● **Directions for this task**
Determine the number of lines in the data that include the word "panel", and write only that number.
--*--
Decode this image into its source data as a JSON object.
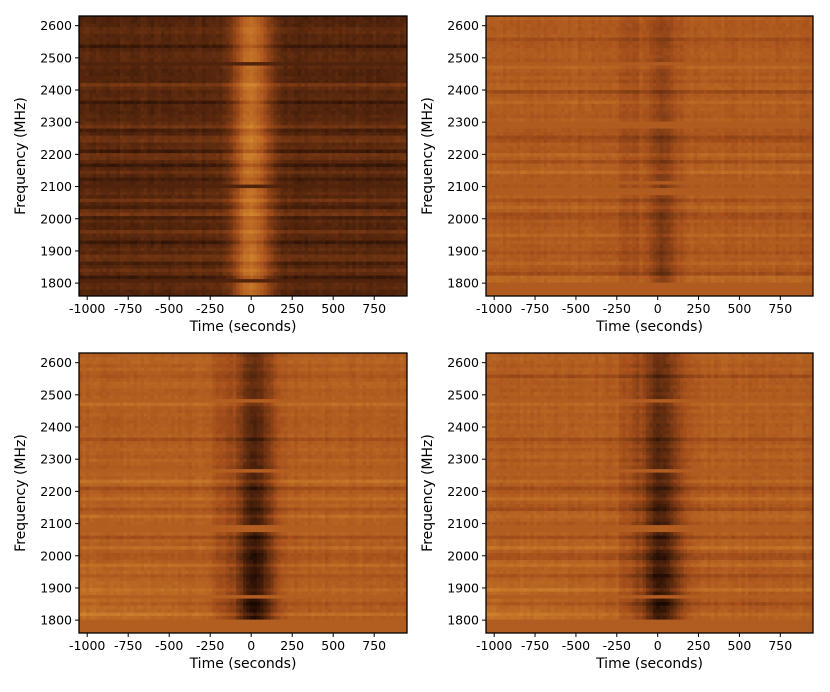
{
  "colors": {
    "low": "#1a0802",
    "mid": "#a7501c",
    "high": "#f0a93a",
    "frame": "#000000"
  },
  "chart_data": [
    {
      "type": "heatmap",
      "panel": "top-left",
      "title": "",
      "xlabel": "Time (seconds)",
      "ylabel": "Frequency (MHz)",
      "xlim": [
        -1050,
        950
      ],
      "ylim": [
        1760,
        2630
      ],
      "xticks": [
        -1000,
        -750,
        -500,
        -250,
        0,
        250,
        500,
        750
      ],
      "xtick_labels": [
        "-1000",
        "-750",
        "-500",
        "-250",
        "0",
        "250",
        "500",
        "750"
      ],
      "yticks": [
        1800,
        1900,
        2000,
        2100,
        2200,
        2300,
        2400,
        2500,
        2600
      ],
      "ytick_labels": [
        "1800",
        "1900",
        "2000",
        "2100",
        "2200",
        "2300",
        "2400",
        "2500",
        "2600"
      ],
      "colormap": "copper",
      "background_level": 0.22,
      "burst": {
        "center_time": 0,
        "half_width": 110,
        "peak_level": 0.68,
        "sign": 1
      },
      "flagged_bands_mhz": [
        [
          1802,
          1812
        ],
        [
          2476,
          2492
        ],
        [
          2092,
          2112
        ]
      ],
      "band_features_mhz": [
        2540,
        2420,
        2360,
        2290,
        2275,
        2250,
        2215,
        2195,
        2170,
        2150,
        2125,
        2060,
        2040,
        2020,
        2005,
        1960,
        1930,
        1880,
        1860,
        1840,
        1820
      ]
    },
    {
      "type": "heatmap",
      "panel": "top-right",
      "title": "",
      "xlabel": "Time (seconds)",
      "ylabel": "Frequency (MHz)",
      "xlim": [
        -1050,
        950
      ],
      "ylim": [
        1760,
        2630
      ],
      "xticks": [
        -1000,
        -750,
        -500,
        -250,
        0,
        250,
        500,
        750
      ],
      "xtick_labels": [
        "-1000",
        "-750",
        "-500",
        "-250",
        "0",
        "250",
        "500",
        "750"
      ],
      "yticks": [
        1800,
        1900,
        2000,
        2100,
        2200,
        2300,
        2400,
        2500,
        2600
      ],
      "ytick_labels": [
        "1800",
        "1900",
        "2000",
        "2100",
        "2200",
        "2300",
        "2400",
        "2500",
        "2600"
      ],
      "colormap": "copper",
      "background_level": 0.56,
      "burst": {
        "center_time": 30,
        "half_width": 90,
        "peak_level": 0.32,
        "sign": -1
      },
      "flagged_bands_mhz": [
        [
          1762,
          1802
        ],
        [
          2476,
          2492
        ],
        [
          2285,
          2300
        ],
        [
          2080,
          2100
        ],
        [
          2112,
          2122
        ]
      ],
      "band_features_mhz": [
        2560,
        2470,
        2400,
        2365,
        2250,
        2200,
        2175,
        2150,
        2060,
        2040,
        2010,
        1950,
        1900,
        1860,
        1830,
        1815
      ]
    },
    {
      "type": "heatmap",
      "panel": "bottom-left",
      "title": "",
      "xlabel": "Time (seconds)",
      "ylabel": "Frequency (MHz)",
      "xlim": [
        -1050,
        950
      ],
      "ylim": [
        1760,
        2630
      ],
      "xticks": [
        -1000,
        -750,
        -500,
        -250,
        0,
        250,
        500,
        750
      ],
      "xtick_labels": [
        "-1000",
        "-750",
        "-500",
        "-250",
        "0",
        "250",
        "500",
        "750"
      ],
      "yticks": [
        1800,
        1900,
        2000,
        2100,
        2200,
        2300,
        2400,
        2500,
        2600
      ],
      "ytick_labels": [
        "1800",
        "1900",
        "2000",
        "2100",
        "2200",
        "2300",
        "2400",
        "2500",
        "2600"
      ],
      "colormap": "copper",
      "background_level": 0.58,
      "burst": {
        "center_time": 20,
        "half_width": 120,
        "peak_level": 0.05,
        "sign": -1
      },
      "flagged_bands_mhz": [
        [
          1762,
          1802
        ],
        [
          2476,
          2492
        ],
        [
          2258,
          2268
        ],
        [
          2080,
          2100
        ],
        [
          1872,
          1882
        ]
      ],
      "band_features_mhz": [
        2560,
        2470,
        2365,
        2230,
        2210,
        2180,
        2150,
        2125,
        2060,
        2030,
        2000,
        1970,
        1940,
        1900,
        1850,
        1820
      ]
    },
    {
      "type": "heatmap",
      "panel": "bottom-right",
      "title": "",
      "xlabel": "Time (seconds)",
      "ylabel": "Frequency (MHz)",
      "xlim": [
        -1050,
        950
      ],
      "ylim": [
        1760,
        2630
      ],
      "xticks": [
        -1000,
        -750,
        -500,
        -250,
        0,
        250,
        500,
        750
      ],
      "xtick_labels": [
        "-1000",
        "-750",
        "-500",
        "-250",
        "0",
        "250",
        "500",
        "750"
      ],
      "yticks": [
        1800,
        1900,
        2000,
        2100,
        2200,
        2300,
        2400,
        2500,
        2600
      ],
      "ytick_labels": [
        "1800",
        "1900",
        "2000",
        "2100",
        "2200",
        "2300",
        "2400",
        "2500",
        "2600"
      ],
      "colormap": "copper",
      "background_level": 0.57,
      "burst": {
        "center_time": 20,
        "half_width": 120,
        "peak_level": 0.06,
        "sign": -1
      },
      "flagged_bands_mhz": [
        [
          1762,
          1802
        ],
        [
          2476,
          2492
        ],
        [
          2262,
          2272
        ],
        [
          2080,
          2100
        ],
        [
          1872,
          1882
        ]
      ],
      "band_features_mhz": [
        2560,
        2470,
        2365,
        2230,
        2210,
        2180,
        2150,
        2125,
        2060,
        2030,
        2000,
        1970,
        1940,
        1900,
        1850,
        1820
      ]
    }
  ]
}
--*--
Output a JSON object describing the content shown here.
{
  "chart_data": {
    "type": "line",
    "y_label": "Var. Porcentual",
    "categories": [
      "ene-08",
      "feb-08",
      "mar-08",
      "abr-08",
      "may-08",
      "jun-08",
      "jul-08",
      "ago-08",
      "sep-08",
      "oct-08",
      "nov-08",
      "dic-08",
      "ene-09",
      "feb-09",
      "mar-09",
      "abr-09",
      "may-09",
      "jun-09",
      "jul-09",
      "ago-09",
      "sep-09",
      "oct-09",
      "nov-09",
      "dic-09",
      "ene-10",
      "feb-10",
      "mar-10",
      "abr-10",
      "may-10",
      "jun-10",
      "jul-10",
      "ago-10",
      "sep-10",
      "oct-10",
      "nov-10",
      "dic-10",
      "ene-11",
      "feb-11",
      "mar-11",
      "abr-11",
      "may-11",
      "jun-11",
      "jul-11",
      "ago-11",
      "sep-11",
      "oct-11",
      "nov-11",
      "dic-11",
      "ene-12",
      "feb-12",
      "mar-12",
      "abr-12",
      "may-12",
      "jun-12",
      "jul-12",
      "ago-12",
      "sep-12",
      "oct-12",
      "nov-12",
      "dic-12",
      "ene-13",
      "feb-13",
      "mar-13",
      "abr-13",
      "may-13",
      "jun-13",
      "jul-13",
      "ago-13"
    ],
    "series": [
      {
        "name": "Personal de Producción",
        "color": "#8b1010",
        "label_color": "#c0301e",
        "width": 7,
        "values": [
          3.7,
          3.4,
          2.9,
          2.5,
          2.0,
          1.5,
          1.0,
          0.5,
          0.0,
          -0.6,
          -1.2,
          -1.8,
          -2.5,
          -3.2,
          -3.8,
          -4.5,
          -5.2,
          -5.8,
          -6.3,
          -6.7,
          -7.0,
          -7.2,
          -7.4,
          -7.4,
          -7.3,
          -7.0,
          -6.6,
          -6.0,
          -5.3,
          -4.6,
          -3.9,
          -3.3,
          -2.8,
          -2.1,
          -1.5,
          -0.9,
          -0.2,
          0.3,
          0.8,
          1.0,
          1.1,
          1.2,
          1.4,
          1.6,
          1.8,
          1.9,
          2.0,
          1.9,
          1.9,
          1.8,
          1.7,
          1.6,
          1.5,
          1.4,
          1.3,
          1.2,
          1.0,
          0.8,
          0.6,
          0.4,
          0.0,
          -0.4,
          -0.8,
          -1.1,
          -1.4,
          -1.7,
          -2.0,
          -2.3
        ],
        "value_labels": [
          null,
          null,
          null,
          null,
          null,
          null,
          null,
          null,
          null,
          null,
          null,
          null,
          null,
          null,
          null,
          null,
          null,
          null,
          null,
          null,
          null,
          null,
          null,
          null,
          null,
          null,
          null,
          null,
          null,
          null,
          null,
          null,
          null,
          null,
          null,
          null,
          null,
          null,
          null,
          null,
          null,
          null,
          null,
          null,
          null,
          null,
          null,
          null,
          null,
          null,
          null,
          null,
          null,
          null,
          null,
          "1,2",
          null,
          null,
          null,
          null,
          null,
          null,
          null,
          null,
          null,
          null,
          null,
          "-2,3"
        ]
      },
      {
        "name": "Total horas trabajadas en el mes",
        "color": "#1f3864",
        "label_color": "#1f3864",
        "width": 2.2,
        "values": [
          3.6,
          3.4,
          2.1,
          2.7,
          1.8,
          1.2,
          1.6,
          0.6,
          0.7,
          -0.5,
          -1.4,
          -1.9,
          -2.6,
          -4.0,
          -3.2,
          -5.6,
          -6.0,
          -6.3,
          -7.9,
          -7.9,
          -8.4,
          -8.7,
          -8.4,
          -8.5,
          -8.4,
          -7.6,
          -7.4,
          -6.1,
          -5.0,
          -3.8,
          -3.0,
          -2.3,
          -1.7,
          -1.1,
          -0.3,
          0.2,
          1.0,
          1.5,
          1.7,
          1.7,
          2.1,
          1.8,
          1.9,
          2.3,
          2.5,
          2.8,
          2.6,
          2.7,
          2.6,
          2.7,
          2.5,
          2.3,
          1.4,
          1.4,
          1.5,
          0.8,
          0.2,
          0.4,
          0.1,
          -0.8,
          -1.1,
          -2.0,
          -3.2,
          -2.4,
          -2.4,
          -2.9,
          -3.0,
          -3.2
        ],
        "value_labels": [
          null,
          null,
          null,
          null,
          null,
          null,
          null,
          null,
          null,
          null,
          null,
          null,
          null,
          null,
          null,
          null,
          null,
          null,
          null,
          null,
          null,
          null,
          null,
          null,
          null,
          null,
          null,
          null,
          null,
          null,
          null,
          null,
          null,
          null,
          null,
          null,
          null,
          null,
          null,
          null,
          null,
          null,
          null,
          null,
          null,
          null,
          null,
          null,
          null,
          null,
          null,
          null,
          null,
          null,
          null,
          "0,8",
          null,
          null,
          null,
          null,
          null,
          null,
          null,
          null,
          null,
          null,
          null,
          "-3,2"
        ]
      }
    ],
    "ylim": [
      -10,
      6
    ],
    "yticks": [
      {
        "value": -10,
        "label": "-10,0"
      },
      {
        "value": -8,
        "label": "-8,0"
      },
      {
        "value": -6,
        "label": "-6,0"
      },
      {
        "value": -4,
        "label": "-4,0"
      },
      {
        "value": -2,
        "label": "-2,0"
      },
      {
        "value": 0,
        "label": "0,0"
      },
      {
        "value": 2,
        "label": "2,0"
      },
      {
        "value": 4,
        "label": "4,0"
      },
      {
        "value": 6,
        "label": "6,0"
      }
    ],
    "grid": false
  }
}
--*--
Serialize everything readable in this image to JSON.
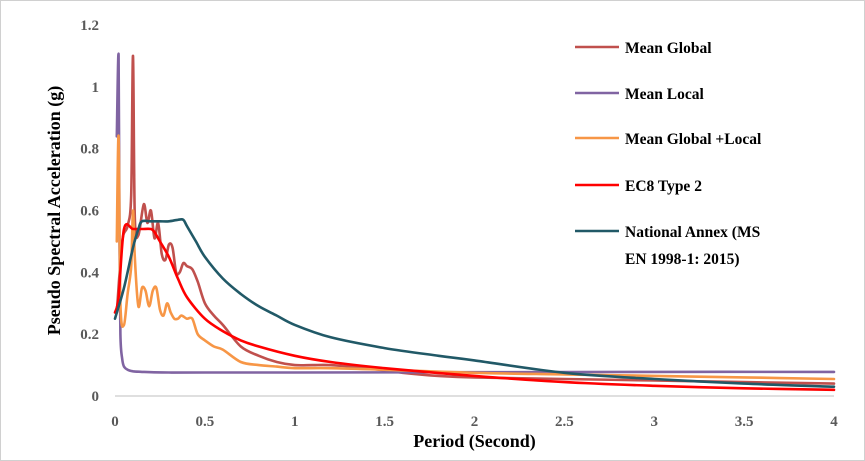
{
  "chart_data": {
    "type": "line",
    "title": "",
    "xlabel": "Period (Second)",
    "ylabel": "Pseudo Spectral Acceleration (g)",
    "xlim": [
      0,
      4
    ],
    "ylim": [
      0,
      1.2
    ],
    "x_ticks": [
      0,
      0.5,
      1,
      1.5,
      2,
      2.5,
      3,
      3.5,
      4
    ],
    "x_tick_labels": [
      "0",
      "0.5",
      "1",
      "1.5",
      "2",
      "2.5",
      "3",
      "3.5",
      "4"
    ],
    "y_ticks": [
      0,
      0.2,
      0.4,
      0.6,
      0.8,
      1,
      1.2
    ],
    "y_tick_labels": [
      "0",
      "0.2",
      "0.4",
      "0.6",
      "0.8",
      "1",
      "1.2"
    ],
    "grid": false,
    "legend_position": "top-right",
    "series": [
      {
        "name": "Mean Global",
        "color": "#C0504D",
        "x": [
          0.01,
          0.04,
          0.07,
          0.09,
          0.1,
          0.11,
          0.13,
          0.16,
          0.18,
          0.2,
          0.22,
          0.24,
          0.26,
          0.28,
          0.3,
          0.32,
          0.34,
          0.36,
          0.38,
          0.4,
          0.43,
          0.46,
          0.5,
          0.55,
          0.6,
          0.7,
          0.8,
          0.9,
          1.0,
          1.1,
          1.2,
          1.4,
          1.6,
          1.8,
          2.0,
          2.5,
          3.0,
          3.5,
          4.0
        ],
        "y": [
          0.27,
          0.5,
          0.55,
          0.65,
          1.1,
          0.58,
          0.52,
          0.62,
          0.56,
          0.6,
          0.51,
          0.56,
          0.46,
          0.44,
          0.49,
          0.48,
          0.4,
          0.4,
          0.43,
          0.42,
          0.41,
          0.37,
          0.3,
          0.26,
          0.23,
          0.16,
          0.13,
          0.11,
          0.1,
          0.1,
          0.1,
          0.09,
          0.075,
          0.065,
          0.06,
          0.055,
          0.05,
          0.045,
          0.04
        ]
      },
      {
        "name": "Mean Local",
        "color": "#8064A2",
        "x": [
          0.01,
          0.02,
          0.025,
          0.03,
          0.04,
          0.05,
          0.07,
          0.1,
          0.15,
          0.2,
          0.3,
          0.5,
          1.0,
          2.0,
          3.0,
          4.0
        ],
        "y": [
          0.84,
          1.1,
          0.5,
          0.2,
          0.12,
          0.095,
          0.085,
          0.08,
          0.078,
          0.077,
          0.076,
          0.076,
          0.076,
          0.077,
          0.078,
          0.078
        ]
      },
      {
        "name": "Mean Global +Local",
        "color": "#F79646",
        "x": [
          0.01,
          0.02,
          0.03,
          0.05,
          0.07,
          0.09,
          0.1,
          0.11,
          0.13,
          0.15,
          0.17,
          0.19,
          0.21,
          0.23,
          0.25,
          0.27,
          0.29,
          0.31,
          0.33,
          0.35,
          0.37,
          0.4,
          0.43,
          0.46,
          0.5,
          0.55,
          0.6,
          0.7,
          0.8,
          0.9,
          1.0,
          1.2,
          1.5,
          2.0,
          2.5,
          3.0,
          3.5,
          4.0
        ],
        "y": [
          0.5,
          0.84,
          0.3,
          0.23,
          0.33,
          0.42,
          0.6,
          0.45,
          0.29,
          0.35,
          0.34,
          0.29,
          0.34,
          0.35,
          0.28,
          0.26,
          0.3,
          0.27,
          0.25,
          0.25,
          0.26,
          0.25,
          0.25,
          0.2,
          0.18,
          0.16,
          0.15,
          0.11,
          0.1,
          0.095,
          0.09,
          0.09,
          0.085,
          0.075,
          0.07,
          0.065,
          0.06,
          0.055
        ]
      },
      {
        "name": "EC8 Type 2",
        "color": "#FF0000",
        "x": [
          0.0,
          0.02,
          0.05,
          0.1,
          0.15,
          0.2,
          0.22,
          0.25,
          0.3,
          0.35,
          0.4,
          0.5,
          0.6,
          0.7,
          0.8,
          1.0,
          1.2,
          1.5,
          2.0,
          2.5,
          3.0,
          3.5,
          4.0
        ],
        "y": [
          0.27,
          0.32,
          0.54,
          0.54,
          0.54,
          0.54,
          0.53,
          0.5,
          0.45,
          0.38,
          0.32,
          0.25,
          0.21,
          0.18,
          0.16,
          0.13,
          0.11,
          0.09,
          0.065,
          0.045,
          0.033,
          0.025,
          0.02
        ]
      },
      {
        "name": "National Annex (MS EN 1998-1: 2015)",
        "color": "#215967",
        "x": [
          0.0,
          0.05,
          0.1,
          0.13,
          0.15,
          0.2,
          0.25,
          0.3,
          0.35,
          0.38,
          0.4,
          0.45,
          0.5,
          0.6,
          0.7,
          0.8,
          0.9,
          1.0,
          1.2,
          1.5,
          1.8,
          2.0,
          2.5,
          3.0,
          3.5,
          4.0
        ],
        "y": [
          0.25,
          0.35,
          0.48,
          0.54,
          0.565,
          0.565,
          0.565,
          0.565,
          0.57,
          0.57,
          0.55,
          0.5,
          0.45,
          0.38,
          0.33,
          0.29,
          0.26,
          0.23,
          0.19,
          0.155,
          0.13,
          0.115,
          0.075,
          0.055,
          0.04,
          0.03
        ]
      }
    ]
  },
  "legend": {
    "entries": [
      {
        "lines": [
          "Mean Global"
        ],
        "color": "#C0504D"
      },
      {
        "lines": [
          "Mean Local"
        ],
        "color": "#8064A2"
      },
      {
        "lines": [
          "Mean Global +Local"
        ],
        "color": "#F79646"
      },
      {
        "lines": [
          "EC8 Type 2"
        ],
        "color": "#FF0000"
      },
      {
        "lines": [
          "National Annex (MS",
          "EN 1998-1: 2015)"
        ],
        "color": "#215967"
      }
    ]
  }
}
--*--
● **Reply to the task**
4